* Recorded data:

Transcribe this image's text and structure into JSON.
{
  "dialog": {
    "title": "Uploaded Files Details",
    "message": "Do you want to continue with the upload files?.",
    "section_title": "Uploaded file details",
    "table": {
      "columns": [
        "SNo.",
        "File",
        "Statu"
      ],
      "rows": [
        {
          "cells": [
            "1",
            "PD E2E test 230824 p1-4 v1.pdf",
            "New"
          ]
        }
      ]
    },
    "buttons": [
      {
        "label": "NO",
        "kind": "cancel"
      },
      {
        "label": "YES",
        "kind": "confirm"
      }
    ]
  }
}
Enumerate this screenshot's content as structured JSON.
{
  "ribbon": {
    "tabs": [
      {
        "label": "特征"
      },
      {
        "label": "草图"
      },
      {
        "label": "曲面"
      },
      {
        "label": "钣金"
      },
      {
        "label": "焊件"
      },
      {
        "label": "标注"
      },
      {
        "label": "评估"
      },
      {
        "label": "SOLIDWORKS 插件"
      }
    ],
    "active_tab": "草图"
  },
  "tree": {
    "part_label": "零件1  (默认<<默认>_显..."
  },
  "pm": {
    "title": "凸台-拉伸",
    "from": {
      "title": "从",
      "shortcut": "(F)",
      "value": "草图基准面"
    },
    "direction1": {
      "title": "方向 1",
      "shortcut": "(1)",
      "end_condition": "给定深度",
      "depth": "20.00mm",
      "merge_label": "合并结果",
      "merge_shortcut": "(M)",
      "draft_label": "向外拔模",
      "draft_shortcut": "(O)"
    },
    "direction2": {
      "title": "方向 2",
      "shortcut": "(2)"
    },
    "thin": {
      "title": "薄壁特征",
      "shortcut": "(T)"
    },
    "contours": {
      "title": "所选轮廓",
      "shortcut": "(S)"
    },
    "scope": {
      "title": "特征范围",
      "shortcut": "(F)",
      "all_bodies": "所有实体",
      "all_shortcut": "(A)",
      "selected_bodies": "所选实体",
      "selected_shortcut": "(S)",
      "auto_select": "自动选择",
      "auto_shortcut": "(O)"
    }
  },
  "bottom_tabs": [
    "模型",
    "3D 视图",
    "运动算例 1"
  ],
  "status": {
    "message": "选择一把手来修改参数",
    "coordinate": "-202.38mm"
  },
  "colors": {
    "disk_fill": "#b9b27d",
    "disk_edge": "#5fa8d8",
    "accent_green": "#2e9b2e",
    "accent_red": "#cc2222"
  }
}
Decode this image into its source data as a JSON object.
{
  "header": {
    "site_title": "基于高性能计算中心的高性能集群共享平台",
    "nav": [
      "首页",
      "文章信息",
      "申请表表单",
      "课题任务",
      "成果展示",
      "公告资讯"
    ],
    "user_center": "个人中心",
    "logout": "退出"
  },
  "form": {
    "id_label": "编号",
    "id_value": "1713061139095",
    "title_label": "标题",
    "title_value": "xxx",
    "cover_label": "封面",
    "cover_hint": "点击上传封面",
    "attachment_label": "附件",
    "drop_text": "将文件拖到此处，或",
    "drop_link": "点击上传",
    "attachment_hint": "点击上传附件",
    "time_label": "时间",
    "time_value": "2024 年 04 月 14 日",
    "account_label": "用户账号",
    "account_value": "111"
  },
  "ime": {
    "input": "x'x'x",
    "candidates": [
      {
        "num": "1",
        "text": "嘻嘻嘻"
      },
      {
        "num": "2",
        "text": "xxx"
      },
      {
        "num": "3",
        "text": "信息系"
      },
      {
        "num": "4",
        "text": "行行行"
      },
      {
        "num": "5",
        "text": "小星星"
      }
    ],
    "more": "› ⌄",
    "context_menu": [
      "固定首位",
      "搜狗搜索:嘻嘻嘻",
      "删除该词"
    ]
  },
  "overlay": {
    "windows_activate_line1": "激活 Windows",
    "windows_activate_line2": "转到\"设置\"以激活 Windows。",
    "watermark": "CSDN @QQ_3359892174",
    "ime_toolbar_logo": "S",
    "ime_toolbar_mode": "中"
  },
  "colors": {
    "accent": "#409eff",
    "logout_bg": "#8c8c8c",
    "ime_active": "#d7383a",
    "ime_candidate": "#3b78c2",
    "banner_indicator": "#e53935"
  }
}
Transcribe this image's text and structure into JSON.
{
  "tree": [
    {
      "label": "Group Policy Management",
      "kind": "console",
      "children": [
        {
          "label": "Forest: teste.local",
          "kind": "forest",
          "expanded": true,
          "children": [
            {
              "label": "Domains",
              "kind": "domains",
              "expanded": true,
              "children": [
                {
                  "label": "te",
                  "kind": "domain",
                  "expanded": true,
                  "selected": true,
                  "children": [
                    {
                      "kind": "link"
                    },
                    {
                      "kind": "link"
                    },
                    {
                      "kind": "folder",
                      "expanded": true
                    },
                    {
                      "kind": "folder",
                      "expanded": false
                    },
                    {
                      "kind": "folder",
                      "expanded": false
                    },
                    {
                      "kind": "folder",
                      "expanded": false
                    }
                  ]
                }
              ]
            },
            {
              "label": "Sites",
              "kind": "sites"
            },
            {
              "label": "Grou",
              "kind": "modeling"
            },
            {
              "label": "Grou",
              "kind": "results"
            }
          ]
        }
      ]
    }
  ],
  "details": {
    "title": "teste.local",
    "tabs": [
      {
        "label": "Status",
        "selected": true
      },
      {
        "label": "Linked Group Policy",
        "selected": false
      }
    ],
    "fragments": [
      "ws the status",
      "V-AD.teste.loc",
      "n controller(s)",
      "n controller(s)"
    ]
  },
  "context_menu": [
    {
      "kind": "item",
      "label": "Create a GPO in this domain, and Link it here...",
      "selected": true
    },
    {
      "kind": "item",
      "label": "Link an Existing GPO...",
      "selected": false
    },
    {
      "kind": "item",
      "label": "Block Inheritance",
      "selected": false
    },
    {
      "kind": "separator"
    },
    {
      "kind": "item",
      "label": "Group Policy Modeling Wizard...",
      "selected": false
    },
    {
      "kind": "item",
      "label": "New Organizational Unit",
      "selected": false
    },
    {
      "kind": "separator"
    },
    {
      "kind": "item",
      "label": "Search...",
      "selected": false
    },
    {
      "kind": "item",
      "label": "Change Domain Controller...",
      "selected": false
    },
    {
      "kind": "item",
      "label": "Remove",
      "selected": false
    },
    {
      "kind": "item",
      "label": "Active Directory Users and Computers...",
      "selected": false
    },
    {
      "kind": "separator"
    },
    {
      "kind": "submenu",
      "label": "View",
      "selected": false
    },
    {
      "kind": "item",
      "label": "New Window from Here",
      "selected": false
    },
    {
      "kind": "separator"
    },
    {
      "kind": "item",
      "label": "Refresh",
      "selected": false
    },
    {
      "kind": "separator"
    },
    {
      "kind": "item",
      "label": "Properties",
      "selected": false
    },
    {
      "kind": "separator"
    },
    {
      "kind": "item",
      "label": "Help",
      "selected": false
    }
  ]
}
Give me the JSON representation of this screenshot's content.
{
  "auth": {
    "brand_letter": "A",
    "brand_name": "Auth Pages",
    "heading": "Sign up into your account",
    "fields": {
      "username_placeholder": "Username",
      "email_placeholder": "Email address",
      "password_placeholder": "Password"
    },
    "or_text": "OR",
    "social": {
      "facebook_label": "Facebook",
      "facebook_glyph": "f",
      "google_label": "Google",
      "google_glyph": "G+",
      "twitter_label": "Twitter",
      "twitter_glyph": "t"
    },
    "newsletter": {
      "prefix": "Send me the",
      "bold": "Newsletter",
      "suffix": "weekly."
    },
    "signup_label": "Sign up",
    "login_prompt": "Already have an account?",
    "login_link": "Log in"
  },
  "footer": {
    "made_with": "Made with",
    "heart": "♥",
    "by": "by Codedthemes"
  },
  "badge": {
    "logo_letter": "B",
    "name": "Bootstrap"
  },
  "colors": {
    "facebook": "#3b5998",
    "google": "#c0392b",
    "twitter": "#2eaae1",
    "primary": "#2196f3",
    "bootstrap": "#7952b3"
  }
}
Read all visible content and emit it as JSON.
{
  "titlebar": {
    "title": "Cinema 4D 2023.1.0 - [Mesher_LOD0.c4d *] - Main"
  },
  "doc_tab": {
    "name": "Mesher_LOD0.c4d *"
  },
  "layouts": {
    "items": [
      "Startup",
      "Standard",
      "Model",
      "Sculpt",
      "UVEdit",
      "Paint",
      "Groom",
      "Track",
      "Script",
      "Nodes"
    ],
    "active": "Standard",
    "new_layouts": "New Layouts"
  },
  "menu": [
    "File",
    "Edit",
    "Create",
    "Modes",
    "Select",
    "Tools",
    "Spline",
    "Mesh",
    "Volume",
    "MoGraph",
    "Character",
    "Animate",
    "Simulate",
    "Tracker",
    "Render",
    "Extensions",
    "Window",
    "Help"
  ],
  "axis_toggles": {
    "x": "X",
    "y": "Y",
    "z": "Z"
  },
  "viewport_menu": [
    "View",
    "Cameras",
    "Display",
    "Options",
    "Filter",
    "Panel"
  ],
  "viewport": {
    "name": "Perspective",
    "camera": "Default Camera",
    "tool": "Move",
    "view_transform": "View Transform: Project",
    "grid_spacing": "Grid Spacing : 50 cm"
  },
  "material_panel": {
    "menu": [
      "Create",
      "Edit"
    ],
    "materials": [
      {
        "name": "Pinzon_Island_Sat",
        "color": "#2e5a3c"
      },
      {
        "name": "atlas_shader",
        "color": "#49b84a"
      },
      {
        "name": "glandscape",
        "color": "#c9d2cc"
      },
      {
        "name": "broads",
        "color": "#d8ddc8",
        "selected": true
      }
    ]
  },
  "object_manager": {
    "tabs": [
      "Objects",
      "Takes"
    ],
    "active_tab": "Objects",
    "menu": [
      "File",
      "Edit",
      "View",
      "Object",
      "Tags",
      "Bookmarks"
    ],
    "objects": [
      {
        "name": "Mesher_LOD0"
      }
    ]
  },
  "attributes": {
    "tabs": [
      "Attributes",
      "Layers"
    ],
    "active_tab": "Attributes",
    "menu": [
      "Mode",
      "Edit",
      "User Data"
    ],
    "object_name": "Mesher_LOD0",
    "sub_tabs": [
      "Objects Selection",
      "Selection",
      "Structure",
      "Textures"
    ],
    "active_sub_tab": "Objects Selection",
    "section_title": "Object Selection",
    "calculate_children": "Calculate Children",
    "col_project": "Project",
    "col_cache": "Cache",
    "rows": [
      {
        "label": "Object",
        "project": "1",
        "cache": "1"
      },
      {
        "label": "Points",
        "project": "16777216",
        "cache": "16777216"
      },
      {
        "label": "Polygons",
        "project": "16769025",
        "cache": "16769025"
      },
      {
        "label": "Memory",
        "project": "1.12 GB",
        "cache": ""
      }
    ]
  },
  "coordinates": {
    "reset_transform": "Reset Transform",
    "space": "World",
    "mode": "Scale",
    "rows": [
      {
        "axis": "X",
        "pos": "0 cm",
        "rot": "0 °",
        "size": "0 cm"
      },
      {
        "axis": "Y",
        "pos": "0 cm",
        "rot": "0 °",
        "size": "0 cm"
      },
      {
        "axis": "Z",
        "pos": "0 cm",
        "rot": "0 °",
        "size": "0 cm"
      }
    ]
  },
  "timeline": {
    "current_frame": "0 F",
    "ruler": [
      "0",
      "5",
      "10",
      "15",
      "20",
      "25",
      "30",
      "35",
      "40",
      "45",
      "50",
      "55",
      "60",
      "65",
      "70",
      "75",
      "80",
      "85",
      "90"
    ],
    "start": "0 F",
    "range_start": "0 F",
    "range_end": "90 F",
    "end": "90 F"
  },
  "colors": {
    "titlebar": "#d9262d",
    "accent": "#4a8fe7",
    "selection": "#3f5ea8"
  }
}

* Stated task:
Report each line in the preceding entries that holds the string "Policy".

* Result:
      "label": "Group Policy Management",
        "label": "Linked Group Policy",
      "label": "Group Policy Modeling Wizard...",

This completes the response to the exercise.